───── Document

Earthquakes are devastating – and difficult to predict. It is hard to forecast exactly when and where an earthquake will occur, despite advances in seismology and data processing. But time and again, people report that animals behave unusually before such natural disasters. Do animals really have a “sixth sense” for earthquakes, and can they warn us about them?

 

Tales of nervous water buffalo, ants or birds that get restless before an earthquake are commonplace. The latter were the subject of a report by Roman naturalist Pliny the Elder way back during the eruption of Mount Vesuvius in 79 AD. But even in modern times, anecdotes of animals behaving oddly before natural disasters continue to do the rounds. In 1975, the Chinese metropolis of Haicheng is said to have been evacuated in time ahead of a severe earthquake because the authorities drew the right conclusions from the strange behaviour of the indigenous snakes. For a long time it was virtually impossible to verify such observations scientifically because the animals would have had to have been continuously monitored both before and after a disaster. However, today’s sensors and current methods of data evaluation are now opening up new possibilities in this field.

──────────

Directives
[1] From the passage on animals and earthquakes, reproduce the stretch from "Tales of nervous" through "in this field.".
[2] According to the passage on animals and earthquakes, why was it long virtually impossible to verify reports of odd animal behavior before disasters scientifically?

───── Extracted data

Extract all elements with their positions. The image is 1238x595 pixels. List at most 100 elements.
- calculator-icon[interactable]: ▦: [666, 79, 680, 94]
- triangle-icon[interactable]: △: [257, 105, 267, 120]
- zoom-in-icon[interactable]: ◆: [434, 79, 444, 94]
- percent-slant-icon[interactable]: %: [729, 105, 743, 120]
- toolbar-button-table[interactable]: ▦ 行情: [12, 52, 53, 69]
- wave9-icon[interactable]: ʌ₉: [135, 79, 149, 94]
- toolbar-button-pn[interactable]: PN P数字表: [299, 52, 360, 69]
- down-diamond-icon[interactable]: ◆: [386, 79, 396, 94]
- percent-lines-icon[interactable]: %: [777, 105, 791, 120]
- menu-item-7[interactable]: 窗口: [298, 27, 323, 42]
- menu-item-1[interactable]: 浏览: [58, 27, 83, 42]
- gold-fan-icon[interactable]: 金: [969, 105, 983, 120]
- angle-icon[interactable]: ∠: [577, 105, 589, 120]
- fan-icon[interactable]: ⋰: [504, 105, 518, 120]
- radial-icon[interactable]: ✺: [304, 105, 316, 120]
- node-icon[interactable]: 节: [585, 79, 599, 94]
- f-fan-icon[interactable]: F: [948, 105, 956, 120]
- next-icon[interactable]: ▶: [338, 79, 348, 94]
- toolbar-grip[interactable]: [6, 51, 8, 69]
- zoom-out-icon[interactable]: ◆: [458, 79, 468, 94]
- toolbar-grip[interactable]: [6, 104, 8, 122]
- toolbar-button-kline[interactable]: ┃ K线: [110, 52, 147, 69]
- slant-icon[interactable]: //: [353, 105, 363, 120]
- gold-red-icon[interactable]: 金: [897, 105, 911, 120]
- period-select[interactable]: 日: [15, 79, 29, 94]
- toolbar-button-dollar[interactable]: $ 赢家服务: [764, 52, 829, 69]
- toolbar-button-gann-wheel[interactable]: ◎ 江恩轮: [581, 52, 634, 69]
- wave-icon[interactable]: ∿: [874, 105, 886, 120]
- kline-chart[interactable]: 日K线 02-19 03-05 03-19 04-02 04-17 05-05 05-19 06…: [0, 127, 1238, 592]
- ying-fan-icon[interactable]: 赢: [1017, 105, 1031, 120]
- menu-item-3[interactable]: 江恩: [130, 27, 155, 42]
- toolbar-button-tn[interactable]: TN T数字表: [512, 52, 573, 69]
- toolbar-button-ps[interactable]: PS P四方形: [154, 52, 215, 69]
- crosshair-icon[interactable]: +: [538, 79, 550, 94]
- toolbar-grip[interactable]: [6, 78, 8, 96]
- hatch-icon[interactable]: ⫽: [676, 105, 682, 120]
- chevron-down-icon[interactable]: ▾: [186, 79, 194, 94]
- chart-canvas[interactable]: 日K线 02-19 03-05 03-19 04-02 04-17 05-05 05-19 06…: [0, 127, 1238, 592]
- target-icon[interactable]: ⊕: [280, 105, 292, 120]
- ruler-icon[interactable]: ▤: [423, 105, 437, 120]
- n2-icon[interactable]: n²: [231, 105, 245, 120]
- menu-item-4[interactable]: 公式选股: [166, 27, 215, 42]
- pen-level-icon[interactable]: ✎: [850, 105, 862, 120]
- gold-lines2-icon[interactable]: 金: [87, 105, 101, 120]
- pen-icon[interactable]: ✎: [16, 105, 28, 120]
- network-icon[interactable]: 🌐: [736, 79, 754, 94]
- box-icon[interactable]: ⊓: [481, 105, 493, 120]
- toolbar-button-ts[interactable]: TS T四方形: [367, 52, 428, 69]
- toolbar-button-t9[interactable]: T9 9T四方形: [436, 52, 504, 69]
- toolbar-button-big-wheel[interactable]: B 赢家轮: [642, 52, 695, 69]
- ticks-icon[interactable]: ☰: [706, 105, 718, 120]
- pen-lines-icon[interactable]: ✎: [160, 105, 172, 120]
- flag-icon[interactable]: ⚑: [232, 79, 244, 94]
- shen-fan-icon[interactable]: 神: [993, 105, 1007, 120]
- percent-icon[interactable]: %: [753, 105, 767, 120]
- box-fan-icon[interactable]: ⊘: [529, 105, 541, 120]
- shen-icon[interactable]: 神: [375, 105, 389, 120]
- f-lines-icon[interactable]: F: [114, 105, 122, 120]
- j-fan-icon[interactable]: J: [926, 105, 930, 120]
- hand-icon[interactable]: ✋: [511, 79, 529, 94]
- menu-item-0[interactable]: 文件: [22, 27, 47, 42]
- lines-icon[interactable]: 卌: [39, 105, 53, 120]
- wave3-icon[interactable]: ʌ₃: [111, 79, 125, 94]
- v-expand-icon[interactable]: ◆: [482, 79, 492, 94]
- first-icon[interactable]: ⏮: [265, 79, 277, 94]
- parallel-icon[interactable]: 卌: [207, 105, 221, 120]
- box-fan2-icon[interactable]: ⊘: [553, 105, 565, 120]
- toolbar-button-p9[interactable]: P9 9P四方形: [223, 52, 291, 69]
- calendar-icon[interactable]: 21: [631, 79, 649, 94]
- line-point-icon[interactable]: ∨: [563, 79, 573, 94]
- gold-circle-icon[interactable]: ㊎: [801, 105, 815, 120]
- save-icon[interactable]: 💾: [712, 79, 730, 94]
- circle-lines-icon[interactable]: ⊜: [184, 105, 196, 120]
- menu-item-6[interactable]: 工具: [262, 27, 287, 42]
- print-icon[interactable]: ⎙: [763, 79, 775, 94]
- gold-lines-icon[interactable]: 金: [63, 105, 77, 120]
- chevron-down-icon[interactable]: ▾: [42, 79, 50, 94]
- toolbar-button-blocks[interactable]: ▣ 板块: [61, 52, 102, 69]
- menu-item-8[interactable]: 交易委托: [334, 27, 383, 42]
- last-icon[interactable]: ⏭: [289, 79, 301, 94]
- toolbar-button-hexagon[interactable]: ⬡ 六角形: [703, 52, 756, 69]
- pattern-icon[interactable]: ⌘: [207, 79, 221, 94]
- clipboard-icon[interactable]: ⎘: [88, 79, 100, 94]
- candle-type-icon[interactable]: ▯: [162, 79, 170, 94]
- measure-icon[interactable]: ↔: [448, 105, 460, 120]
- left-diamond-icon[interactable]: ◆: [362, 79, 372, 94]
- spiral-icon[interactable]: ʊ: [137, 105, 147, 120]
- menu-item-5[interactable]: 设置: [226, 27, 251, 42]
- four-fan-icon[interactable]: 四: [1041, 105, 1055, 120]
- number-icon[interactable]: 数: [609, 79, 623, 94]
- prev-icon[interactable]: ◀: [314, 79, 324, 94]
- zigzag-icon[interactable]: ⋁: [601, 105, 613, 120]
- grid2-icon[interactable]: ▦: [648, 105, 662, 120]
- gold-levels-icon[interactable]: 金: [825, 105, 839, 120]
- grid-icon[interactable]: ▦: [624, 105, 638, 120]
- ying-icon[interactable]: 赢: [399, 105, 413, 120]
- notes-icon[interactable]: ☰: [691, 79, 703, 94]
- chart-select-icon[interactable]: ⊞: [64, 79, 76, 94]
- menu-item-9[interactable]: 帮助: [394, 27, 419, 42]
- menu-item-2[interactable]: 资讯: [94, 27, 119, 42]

──────────

The solutions
[1]
Tales of nervous water buffalo, ants or birds that get restless before an earthquake are commonplace. The latter were the subject of a report by Roman naturalist Pliny the Elder way back during the eruption of Mount Vesuvius in 79 AD. But even in modern times, anecdotes of animals behaving oddly before natural disasters continue to do the rounds. In 1975, the Chinese metropolis of Haicheng is said to have been evacuated in time ahead of a severe earthquake because the authorities drew the right conclusions from the strange behaviour of the indigenous snakes. For a long time it was virtually impossible to verify such observations scientifically because the animals would have had to have been continuously monitored both before and after a disaster. However, today’s sensors and current methods of data evaluation are now opening up new possibilities in this field.

[2] Verifying such reports would have required continuously monitoring the animals both before and after a disaster.